-------- Data for the task

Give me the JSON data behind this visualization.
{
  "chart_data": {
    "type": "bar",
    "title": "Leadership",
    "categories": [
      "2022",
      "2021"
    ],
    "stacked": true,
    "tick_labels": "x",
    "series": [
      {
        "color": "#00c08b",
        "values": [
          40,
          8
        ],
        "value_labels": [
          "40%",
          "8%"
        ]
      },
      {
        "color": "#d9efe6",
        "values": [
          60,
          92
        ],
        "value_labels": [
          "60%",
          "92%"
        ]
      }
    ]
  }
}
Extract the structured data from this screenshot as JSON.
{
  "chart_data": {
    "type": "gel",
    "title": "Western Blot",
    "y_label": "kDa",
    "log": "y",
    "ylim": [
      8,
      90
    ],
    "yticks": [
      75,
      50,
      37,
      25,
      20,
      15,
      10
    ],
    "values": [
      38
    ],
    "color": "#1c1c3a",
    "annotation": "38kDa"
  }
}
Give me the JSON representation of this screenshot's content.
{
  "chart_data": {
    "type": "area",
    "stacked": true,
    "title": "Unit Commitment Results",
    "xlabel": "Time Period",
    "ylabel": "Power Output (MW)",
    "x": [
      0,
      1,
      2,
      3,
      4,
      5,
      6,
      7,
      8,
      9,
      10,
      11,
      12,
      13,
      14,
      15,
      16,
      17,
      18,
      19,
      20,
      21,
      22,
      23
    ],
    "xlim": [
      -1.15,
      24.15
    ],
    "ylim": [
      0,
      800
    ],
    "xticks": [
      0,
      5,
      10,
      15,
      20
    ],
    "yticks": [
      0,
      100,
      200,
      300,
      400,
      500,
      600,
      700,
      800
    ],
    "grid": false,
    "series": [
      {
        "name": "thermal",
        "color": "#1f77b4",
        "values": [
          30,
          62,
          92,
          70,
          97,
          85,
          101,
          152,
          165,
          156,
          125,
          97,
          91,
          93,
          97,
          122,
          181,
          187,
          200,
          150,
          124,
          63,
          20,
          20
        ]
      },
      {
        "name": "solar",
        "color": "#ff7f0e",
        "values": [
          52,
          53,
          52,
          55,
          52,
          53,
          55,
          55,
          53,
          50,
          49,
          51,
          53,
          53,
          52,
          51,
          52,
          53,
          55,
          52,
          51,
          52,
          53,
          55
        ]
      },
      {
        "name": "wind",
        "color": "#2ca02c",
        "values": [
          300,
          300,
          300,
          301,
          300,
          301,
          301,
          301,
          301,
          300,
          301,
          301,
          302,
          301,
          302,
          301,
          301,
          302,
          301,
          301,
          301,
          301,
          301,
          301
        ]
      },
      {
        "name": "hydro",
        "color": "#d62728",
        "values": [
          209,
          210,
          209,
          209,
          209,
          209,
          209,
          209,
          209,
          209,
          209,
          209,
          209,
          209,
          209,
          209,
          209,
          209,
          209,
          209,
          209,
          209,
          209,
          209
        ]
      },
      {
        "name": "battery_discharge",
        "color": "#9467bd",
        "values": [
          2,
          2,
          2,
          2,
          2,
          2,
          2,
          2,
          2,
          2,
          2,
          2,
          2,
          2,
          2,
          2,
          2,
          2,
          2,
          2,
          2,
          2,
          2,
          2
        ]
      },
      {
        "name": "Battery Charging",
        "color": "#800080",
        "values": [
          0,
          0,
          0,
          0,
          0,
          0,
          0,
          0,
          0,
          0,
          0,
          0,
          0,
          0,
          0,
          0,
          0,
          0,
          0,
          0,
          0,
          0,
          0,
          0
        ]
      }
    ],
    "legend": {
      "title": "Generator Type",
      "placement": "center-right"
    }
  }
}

----------------

• [Exercise brief] Copy out all of the lines above exactly.

• [Output of the task]
Give me the JSON data behind this visualization.
{
  "chart_data": {
    "type": "bar",
    "title": "Leadership",
    "categories": [
      "2022",
      "2021"
    ],
    "stacked": true,
    "tick_labels": "x",
    "series": [
      {
        "color": "#00c08b",
        "values": [
          40,
          8
        ],
        "value_labels": [
          "40%",
          "8%"
        ]
      },
      {
        "color": "#d9efe6",
        "values": [
          60,
          92
        ],
        "value_labels": [
          "60%",
          "92%"
        ]
      }
    ]
  }
}
Extract the structured data from this screenshot as JSON.
{
  "chart_data": {
    "type": "gel",
    "title": "Western Blot",
    "y_label": "kDa",
    "log": "y",
    "ylim": [
      8,
      90
    ],
    "yticks": [
      75,
      50,
      37,
      25,
      20,
      15,
      10
    ],
    "values": [
      38
    ],
    "color": "#1c1c3a",
    "annotation": "38kDa"
  }
}
Give me the JSON representation of this screenshot's content.
{
  "chart_data": {
    "type": "area",
    "stacked": true,
    "title": "Unit Commitment Results",
    "xlabel": "Time Period",
    "ylabel": "Power Output (MW)",
    "x": [
      0,
      1,
      2,
      3,
      4,
      5,
      6,
      7,
      8,
      9,
      10,
      11,
      12,
      13,
      14,
      15,
      16,
      17,
      18,
      19,
      20,
      21,
      22,
      23
    ],
    "xlim": [
      -1.15,
      24.15
    ],
    "ylim": [
      0,
      800
    ],
    "xticks": [
      0,
      5,
      10,
      15,
      20
    ],
    "yticks": [
      0,
      100,
      200,
      300,
      400,
      500,
      600,
      700,
      800
    ],
    "grid": false,
    "series": [
      {
        "name": "thermal",
        "color": "#1f77b4",
        "values": [
          30,
          62,
          92,
          70,
          97,
          85,
          101,
          152,
          165,
          156,
          125,
          97,
          91,
          93,
          97,
          122,
          181,
          187,
          200,
          150,
          124,
          63,
          20,
          20
        ]
      },
      {
        "name": "solar",
        "color": "#ff7f0e",
        "values": [
          52,
          53,
          52,
          55,
          52,
          53,
          55,
          55,
          53,
          50,
          49,
          51,
          53,
          53,
          52,
          51,
          52,
          53,
          55,
          52,
          51,
          52,
          53,
          55
        ]
      },
      {
        "name": "wind",
        "color": "#2ca02c",
        "values": [
          300,
          300,
          300,
          301,
          300,
          301,
          301,
          301,
          301,
          300,
          301,
          301,
          302,
          301,
          302,
          301,
          301,
          302,
          301,
          301,
          301,
          301,
          301,
          301
        ]
      },
      {
        "name": "hydro",
        "color": "#d62728",
        "values": [
          209,
          210,
          209,
          209,
          209,
          209,
          209,
          209,
          209,
          209,
          209,
          209,
          209,
          209,
          209,
          209,
          209,
          209,
          209,
          209,
          209,
          209,
          209,
          209
        ]
      },
      {
        "name": "battery_discharge",
        "color": "#9467bd",
        "values": [
          2,
          2,
          2,
          2,
          2,
          2,
          2,
          2,
          2,
          2,
          2,
          2,
          2,
          2,
          2,
          2,
          2,
          2,
          2,
          2,
          2,
          2,
          2,
          2
        ]
      },
      {
        "name": "Battery Charging",
        "color": "#800080",
        "values": [
          0,
          0,
          0,
          0,
          0,
          0,
          0,
          0,
          0,
          0,
          0,
          0,
          0,
          0,
          0,
          0,
          0,
          0,
          0,
          0,
          0,
          0,
          0,
          0
        ]
      }
    ],
    "legend": {
      "title": "Generator Type",
      "placement": "center-right"
    }
  }
}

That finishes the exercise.